- **SET PROBLEM**: Every entry below must be repeated exactly; skip the pictures.

[begin RECORDS FOR THE TASK]

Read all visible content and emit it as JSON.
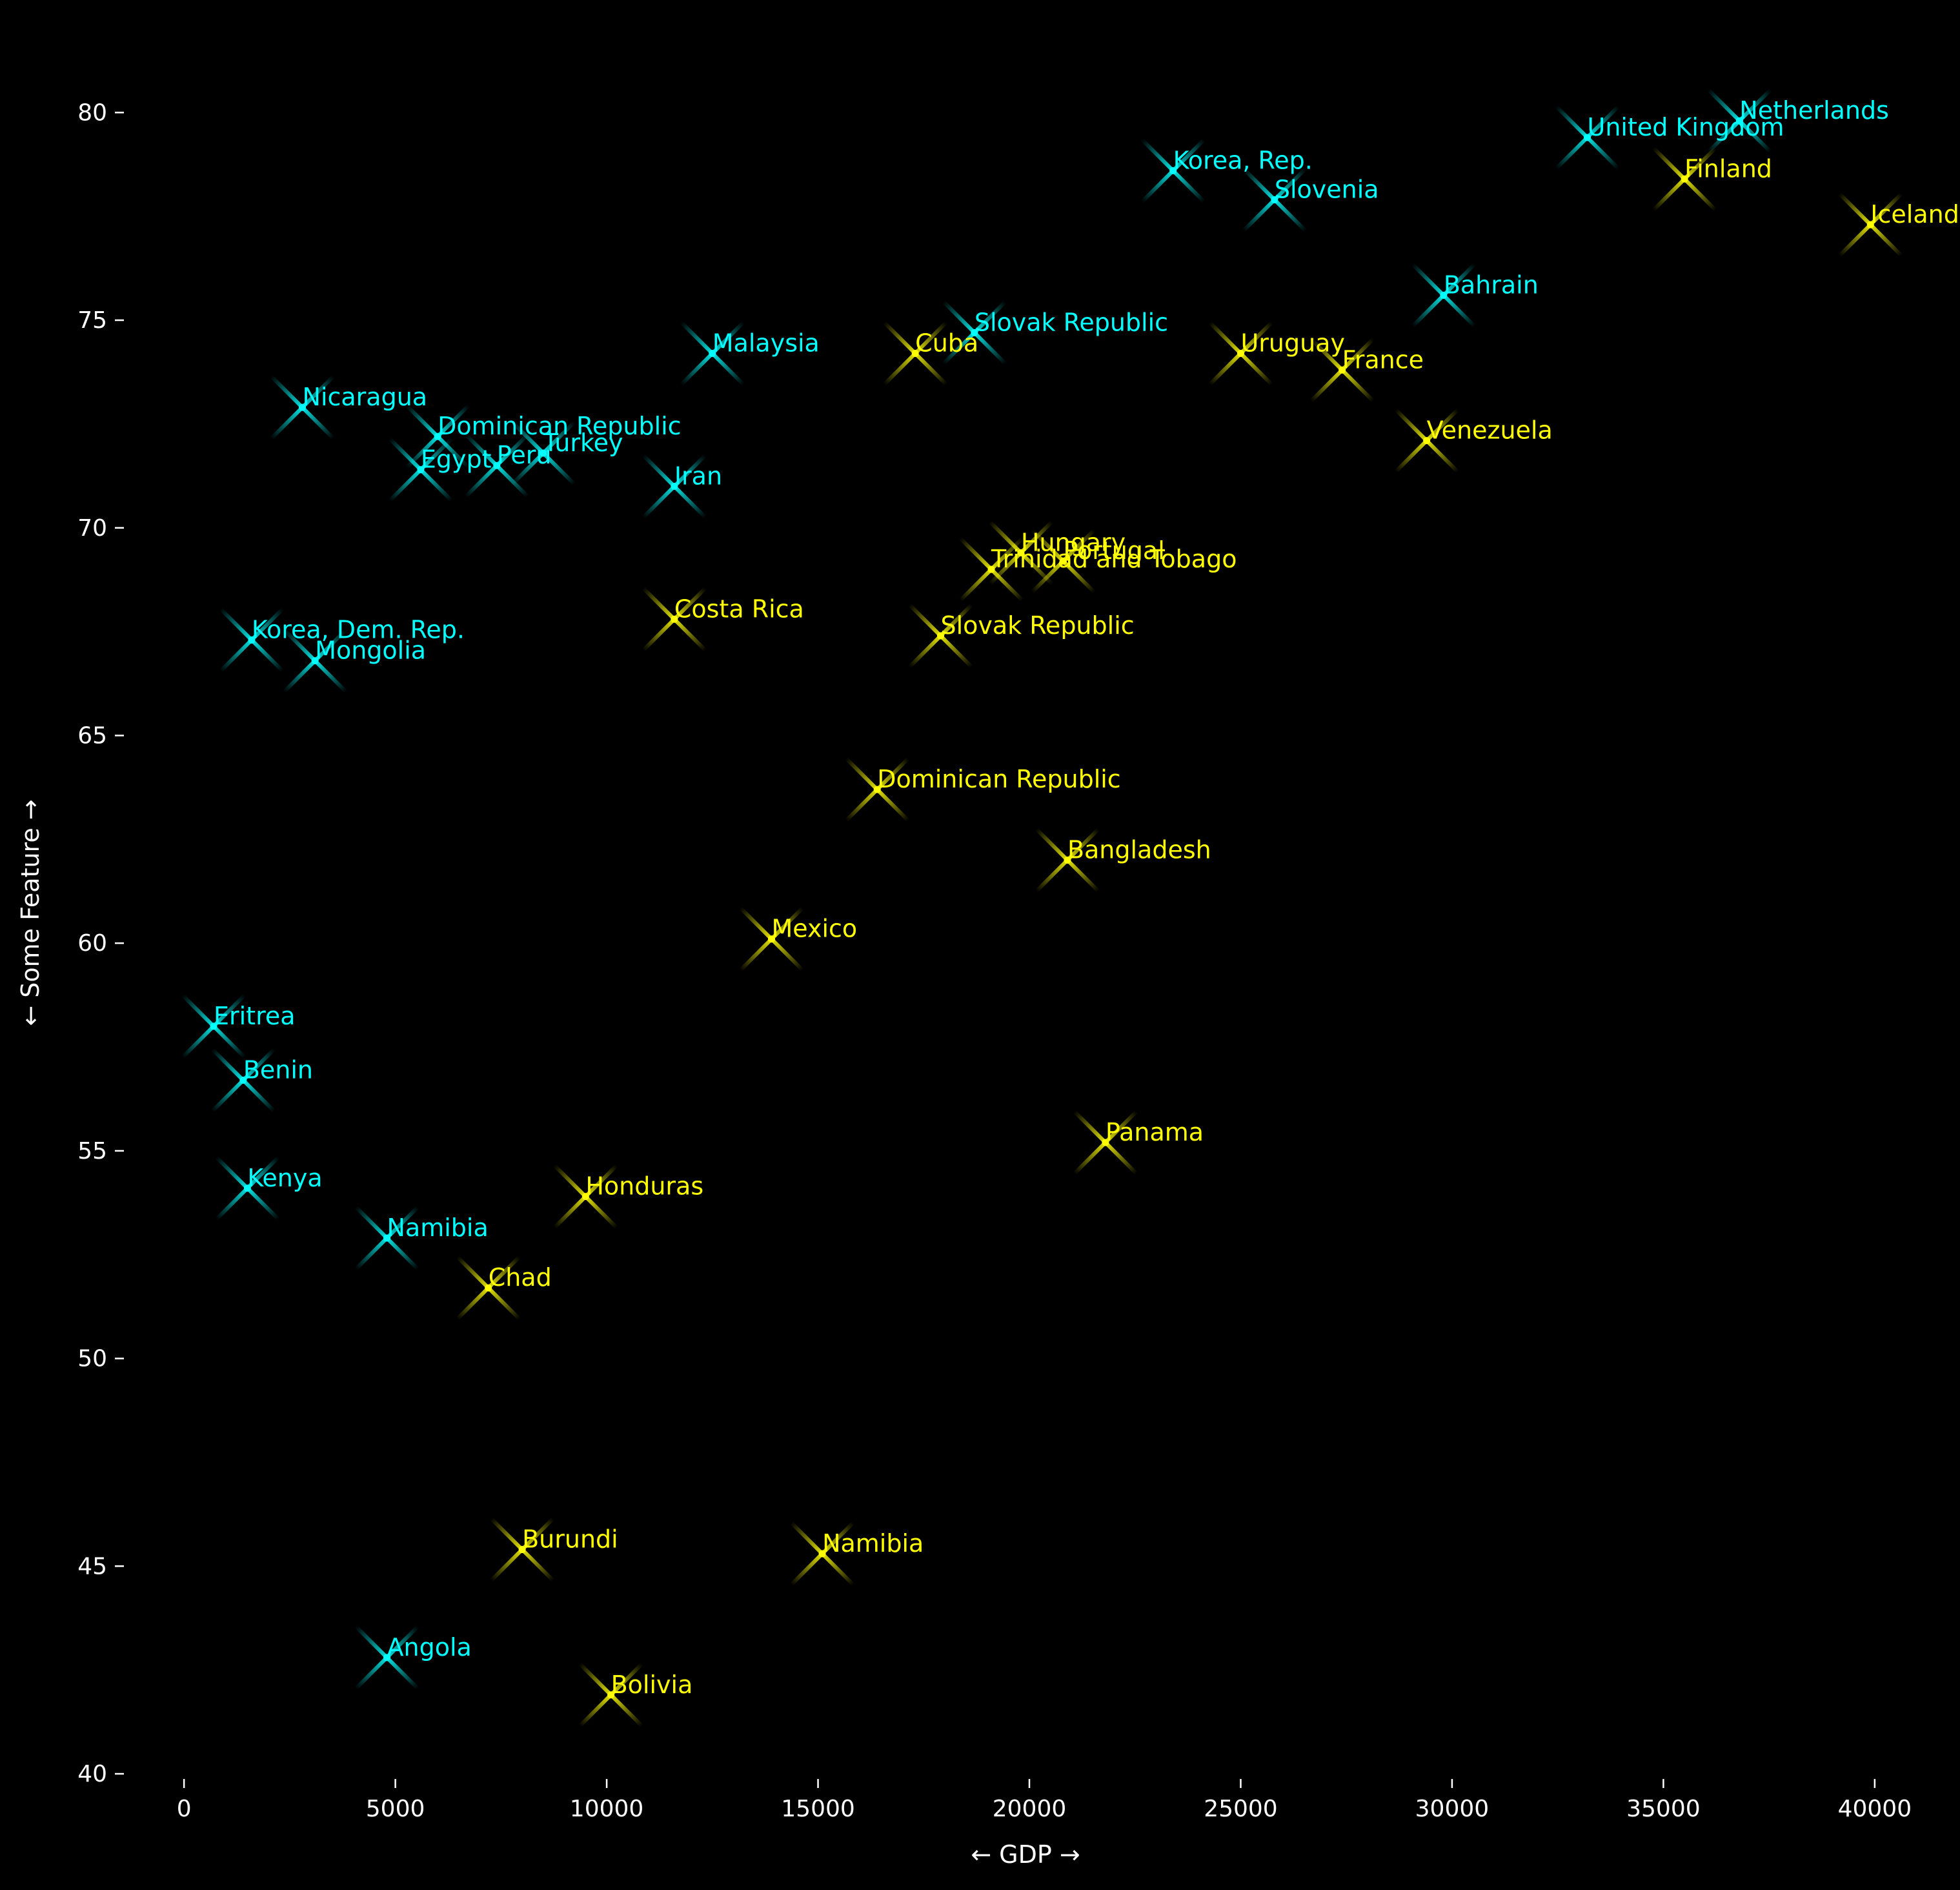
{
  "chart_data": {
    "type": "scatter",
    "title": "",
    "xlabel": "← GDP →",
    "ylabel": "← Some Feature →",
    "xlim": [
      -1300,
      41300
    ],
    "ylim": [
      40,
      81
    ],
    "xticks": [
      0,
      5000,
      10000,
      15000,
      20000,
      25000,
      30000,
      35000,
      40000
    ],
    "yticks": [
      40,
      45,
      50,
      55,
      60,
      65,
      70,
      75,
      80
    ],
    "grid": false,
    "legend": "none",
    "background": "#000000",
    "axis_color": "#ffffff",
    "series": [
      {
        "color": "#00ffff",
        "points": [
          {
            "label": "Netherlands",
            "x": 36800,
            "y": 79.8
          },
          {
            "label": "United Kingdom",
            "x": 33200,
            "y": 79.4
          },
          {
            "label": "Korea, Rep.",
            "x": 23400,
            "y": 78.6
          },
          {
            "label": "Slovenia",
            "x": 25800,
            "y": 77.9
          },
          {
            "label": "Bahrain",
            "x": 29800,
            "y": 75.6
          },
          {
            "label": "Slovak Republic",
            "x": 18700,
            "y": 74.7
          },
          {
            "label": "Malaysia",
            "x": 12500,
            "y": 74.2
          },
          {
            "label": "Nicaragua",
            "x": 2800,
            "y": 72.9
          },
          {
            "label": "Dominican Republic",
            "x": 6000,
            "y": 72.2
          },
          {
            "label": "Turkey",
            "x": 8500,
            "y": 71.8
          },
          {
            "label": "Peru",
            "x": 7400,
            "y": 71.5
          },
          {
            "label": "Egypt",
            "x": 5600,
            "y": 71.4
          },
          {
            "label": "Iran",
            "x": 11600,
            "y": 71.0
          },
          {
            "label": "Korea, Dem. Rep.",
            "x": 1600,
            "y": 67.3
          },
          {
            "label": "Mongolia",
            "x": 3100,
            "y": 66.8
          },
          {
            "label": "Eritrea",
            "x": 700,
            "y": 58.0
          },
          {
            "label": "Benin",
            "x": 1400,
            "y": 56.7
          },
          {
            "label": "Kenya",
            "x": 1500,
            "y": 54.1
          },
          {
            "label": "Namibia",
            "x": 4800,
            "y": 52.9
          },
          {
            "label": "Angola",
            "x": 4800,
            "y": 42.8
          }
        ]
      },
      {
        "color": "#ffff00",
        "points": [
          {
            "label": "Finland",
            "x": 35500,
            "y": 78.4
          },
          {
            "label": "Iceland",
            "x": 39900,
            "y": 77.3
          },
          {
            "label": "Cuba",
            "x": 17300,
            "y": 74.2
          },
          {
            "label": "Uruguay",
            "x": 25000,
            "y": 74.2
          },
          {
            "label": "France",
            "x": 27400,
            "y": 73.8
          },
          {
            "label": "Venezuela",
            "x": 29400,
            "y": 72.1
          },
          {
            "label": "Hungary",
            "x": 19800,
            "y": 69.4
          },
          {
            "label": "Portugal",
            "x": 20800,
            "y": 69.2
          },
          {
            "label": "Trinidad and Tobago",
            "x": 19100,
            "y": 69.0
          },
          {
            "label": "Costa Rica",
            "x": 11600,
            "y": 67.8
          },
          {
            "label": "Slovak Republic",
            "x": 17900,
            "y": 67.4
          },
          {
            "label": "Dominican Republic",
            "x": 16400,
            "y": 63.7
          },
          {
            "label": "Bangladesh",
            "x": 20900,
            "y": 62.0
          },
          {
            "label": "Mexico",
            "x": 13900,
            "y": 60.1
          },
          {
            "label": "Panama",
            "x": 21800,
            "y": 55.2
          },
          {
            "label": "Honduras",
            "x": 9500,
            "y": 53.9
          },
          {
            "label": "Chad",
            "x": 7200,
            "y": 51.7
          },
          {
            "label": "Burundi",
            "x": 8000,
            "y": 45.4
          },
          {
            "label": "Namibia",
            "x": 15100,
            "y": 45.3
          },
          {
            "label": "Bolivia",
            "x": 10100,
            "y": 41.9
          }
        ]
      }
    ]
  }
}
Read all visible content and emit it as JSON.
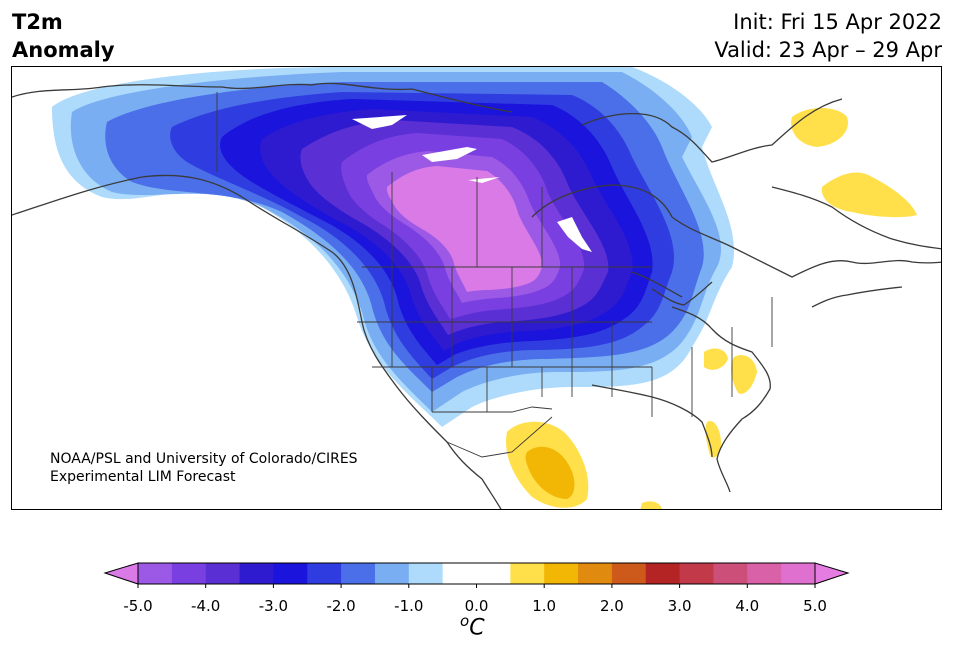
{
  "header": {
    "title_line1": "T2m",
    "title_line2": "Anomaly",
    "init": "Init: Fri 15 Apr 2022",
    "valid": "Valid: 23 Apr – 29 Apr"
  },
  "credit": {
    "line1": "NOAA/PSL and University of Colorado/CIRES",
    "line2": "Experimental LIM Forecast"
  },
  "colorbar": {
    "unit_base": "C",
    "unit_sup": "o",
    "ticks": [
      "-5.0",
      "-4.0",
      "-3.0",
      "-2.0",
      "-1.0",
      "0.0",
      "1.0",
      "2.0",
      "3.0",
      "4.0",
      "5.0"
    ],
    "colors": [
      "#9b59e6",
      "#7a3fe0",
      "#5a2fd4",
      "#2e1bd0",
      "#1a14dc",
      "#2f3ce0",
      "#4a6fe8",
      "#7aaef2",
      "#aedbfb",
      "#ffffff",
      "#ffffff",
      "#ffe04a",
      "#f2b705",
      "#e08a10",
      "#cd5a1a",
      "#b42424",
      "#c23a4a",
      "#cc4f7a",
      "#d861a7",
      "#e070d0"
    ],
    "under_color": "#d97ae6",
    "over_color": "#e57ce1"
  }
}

[end RECORDS FOR THE TASK]

- **FINAL RESULT**:
Read all visible content and emit it as JSON.
{
  "chart_data": {
    "type": "scatter",
    "title": "",
    "xlabel": "← GDP →",
    "ylabel": "← Some Feature →",
    "xlim": [
      -1300,
      41300
    ],
    "ylim": [
      40,
      81
    ],
    "xticks": [
      0,
      5000,
      10000,
      15000,
      20000,
      25000,
      30000,
      35000,
      40000
    ],
    "yticks": [
      40,
      45,
      50,
      55,
      60,
      65,
      70,
      75,
      80
    ],
    "grid": false,
    "legend": "none",
    "background": "#000000",
    "axis_color": "#ffffff",
    "series": [
      {
        "color": "#00ffff",
        "points": [
          {
            "label": "Netherlands",
            "x": 36800,
            "y": 79.8
          },
          {
            "label": "United Kingdom",
            "x": 33200,
            "y": 79.4
          },
          {
            "label": "Korea, Rep.",
            "x": 23400,
            "y": 78.6
          },
          {
            "label": "Slovenia",
            "x": 25800,
            "y": 77.9
          },
          {
            "label": "Bahrain",
            "x": 29800,
            "y": 75.6
          },
          {
            "label": "Slovak Republic",
            "x": 18700,
            "y": 74.7
          },
          {
            "label": "Malaysia",
            "x": 12500,
            "y": 74.2
          },
          {
            "label": "Nicaragua",
            "x": 2800,
            "y": 72.9
          },
          {
            "label": "Dominican Republic",
            "x": 6000,
            "y": 72.2
          },
          {
            "label": "Turkey",
            "x": 8500,
            "y": 71.8
          },
          {
            "label": "Peru",
            "x": 7400,
            "y": 71.5
          },
          {
            "label": "Egypt",
            "x": 5600,
            "y": 71.4
          },
          {
            "label": "Iran",
            "x": 11600,
            "y": 71.0
          },
          {
            "label": "Korea, Dem. Rep.",
            "x": 1600,
            "y": 67.3
          },
          {
            "label": "Mongolia",
            "x": 3100,
            "y": 66.8
          },
          {
            "label": "Eritrea",
            "x": 700,
            "y": 58.0
          },
          {
            "label": "Benin",
            "x": 1400,
            "y": 56.7
          },
          {
            "label": "Kenya",
            "x": 1500,
            "y": 54.1
          },
          {
            "label": "Namibia",
            "x": 4800,
            "y": 52.9
          },
          {
            "label": "Angola",
            "x": 4800,
            "y": 42.8
          }
        ]
      },
      {
        "color": "#ffff00",
        "points": [
          {
            "label": "Finland",
            "x": 35500,
            "y": 78.4
          },
          {
            "label": "Iceland",
            "x": 39900,
            "y": 77.3
          },
          {
            "label": "Cuba",
            "x": 17300,
            "y": 74.2
          },
          {
            "label": "Uruguay",
            "x": 25000,
            "y": 74.2
          },
          {
            "label": "France",
            "x": 27400,
            "y": 73.8
          },
          {
            "label": "Venezuela",
            "x": 29400,
            "y": 72.1
          },
          {
            "label": "Hungary",
            "x": 19800,
            "y": 69.4
          },
          {
            "label": "Portugal",
            "x": 20800,
            "y": 69.2
          },
          {
            "label": "Trinidad and Tobago",
            "x": 19100,
            "y": 69.0
          },
          {
            "label": "Costa Rica",
            "x": 11600,
            "y": 67.8
          },
          {
            "label": "Slovak Republic",
            "x": 17900,
            "y": 67.4
          },
          {
            "label": "Dominican Republic",
            "x": 16400,
            "y": 63.7
          },
          {
            "label": "Bangladesh",
            "x": 20900,
            "y": 62.0
          },
          {
            "label": "Mexico",
            "x": 13900,
            "y": 60.1
          },
          {
            "label": "Panama",
            "x": 21800,
            "y": 55.2
          },
          {
            "label": "Honduras",
            "x": 9500,
            "y": 53.9
          },
          {
            "label": "Chad",
            "x": 7200,
            "y": 51.7
          },
          {
            "label": "Burundi",
            "x": 8000,
            "y": 45.4
          },
          {
            "label": "Namibia",
            "x": 15100,
            "y": 45.3
          },
          {
            "label": "Bolivia",
            "x": 10100,
            "y": 41.9
          }
        ]
      }
    ]
  }
}
Read all visible content and emit it as JSON.
{
  "header": {
    "title_line1": "T2m",
    "title_line2": "Anomaly",
    "init": "Init: Fri 15 Apr 2022",
    "valid": "Valid: 23 Apr – 29 Apr"
  },
  "credit": {
    "line1": "NOAA/PSL and University of Colorado/CIRES",
    "line2": "Experimental LIM Forecast"
  },
  "colorbar": {
    "unit_base": "C",
    "unit_sup": "o",
    "ticks": [
      "-5.0",
      "-4.0",
      "-3.0",
      "-2.0",
      "-1.0",
      "0.0",
      "1.0",
      "2.0",
      "3.0",
      "4.0",
      "5.0"
    ],
    "colors": [
      "#9b59e6",
      "#7a3fe0",
      "#5a2fd4",
      "#2e1bd0",
      "#1a14dc",
      "#2f3ce0",
      "#4a6fe8",
      "#7aaef2",
      "#aedbfb",
      "#ffffff",
      "#ffffff",
      "#ffe04a",
      "#f2b705",
      "#e08a10",
      "#cd5a1a",
      "#b42424",
      "#c23a4a",
      "#cc4f7a",
      "#d861a7",
      "#e070d0"
    ],
    "under_color": "#d97ae6",
    "over_color": "#e57ce1"
  }
}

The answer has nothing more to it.